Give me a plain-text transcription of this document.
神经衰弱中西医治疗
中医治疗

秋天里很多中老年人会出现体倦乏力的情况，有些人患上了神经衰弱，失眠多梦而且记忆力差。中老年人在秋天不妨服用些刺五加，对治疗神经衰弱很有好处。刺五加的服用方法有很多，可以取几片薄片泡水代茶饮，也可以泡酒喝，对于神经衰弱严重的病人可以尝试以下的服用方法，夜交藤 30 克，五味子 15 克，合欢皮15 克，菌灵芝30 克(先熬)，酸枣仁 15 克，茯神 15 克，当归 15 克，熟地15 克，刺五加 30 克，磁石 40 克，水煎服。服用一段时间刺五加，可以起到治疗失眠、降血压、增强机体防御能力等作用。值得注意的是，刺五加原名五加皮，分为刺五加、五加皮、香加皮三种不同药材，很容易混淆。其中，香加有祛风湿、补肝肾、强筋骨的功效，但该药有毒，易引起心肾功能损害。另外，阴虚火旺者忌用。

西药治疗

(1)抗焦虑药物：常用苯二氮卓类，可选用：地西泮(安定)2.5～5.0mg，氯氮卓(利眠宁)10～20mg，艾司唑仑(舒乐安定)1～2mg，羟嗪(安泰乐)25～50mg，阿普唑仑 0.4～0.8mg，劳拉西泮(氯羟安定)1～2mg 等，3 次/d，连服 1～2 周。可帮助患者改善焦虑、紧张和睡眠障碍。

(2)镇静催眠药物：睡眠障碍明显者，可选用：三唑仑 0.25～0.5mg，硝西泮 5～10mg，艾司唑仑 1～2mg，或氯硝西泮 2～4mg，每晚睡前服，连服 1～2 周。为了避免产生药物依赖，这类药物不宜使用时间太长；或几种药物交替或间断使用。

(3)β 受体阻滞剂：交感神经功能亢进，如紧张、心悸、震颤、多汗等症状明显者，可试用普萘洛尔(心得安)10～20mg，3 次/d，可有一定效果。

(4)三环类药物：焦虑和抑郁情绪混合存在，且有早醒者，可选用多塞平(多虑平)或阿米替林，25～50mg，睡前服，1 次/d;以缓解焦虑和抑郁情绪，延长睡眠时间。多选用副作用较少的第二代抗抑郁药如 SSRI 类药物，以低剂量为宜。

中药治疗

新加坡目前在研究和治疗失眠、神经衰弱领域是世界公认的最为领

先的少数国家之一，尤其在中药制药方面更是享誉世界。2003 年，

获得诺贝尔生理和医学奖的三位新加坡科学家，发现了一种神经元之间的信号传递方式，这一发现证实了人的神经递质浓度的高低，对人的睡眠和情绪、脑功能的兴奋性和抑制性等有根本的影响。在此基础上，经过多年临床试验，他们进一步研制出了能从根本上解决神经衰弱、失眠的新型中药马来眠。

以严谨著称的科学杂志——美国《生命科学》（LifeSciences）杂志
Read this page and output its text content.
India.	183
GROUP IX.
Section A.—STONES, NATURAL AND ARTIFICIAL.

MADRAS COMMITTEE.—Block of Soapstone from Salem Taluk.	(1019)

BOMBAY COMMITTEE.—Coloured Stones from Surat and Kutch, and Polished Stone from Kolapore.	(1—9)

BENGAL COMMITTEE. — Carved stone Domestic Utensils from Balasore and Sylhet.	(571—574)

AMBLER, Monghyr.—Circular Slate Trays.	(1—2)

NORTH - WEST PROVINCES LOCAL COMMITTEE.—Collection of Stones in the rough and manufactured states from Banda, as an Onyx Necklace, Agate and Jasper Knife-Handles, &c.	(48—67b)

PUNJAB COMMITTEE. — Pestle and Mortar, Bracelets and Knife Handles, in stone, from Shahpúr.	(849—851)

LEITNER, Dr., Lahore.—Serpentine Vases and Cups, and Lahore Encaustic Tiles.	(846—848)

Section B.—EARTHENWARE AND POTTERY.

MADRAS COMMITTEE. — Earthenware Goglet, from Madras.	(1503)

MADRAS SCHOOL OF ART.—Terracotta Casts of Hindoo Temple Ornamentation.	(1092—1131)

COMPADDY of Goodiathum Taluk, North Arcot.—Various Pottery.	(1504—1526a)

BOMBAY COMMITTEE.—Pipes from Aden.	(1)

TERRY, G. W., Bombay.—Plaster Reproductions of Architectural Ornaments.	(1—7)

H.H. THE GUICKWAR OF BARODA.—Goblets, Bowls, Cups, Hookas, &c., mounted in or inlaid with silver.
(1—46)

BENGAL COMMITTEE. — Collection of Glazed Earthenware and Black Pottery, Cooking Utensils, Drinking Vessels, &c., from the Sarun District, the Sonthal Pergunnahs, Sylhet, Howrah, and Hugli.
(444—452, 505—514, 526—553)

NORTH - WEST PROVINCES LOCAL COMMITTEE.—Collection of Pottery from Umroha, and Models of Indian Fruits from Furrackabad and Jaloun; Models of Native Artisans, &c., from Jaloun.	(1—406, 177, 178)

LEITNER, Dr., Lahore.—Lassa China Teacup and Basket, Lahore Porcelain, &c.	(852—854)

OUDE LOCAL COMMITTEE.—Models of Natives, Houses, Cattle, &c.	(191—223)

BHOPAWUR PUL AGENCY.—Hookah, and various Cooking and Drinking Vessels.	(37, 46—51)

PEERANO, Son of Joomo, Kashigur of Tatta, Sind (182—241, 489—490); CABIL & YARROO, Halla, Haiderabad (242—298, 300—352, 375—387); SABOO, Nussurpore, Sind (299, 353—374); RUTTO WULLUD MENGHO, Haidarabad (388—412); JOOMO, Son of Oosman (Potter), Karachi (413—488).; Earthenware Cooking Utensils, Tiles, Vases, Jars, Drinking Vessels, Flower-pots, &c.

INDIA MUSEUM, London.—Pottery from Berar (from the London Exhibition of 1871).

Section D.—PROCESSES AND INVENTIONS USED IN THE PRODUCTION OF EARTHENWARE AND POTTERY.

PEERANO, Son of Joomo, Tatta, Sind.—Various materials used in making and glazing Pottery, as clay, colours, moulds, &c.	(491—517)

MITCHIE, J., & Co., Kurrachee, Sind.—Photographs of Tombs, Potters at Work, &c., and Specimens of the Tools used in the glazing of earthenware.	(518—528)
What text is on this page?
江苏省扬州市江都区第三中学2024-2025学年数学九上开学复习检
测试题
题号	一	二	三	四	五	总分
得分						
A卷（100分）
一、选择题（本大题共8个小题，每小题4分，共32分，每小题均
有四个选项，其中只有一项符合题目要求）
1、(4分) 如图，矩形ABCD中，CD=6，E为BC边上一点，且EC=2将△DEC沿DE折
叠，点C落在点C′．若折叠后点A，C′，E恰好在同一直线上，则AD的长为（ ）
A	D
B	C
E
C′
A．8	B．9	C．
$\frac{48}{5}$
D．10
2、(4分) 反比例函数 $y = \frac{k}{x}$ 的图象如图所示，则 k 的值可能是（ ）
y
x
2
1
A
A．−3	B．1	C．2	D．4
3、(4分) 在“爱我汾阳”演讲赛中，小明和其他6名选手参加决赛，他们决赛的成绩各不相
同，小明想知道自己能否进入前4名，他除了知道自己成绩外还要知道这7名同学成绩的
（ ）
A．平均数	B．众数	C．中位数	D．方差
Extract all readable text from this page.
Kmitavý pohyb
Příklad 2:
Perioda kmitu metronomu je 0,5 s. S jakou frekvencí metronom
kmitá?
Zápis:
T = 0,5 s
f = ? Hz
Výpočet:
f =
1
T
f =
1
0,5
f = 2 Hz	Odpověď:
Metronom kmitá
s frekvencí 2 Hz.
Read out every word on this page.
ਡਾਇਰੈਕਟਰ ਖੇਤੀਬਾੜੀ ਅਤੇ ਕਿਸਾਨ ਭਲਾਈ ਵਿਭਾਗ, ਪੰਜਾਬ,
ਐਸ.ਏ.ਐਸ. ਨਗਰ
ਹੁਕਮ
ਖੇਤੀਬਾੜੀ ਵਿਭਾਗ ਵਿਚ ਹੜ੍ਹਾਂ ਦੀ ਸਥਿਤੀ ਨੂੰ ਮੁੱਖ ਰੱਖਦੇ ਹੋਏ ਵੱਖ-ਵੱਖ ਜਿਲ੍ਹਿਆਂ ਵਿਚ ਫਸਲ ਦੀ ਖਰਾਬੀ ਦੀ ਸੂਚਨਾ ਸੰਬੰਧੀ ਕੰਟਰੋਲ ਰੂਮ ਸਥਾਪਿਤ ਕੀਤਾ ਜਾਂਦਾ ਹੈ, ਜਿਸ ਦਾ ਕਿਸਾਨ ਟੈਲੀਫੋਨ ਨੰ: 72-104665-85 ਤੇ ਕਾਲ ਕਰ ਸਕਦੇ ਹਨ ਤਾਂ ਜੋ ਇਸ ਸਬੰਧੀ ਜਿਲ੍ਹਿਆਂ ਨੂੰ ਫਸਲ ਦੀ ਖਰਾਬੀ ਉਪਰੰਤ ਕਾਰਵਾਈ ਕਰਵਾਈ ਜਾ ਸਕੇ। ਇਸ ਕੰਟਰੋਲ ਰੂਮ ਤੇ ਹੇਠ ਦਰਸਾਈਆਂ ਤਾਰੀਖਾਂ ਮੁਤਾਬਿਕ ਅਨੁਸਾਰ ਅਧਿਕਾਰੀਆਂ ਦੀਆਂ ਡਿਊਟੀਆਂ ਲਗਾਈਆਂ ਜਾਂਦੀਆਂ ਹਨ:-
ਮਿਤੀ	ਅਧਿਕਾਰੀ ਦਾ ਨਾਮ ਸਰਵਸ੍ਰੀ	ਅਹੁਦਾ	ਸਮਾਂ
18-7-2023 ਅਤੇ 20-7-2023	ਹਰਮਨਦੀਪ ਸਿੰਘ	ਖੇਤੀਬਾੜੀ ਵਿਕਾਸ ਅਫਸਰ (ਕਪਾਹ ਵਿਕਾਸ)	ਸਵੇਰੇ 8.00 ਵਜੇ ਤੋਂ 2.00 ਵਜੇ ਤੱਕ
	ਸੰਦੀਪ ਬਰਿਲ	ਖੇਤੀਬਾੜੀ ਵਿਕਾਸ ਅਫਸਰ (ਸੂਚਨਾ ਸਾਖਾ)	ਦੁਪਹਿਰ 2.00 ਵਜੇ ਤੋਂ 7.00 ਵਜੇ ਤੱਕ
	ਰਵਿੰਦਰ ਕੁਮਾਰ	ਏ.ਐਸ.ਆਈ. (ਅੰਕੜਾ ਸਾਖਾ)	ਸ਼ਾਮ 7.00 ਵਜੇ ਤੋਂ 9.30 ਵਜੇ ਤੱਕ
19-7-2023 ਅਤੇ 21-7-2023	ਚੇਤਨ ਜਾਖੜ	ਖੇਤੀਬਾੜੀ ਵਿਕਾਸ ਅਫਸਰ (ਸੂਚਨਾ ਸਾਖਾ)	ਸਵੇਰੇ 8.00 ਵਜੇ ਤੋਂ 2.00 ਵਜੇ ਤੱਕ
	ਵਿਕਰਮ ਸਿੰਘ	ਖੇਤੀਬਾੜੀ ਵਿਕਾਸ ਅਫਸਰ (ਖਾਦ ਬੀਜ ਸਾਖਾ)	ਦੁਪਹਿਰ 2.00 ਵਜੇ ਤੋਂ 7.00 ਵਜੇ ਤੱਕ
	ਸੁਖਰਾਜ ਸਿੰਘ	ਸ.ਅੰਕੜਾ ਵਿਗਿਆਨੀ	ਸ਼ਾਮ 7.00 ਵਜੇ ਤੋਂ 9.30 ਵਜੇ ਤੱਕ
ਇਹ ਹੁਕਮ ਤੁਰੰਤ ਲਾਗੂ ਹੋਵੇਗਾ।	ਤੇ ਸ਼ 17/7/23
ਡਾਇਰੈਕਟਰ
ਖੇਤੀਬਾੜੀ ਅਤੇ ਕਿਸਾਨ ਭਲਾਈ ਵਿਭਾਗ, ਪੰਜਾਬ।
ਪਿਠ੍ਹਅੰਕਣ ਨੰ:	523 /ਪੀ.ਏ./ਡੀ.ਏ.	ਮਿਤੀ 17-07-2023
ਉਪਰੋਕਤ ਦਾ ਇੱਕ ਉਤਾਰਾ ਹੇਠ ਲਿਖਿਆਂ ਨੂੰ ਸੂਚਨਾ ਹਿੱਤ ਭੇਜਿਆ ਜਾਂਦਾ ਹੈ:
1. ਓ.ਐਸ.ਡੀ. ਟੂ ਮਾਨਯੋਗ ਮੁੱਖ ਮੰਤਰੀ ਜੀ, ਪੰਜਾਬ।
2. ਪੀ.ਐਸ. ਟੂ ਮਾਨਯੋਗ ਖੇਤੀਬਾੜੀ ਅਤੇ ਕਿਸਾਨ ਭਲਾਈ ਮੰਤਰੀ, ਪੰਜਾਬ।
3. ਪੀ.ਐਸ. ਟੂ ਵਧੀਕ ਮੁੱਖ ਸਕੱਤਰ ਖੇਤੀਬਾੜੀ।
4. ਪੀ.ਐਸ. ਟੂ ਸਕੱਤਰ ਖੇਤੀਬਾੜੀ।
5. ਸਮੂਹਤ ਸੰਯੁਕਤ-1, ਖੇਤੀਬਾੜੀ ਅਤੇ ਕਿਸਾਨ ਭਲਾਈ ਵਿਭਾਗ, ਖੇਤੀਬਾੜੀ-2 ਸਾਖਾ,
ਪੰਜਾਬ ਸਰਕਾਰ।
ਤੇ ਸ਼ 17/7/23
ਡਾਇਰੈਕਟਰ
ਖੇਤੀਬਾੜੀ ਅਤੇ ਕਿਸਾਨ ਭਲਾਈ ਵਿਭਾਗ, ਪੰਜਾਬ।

######

• **GIVEN REQUEST**
Which lines in the records above contain the string "Collection"? Copy each one.

• **TASK SOLUTION**
NORTH - WEST PROVINCES LOCAL COMMITTEE.—Collection of Stones in the rough and manufactured states from Banda, as an Onyx Necklace, Agate and Jasper Knife-Handles, &c.	(48—67b)
BENGAL COMMITTEE. — Collection of Glazed Earthenware and Black Pottery, Cooking Utensils, Drinking Vessels, &c., from the Sarun District, the Sonthal Pergunnahs, Sylhet, Howrah, and Hugli.
NORTH - WEST PROVINCES LOCAL COMMITTEE.—Collection of Pottery from Umroha, and Models of Indian Fruits from Furrackabad and Jaloun; Models of Native Artisans, &c., from Jaloun.	(1—406, 177, 178)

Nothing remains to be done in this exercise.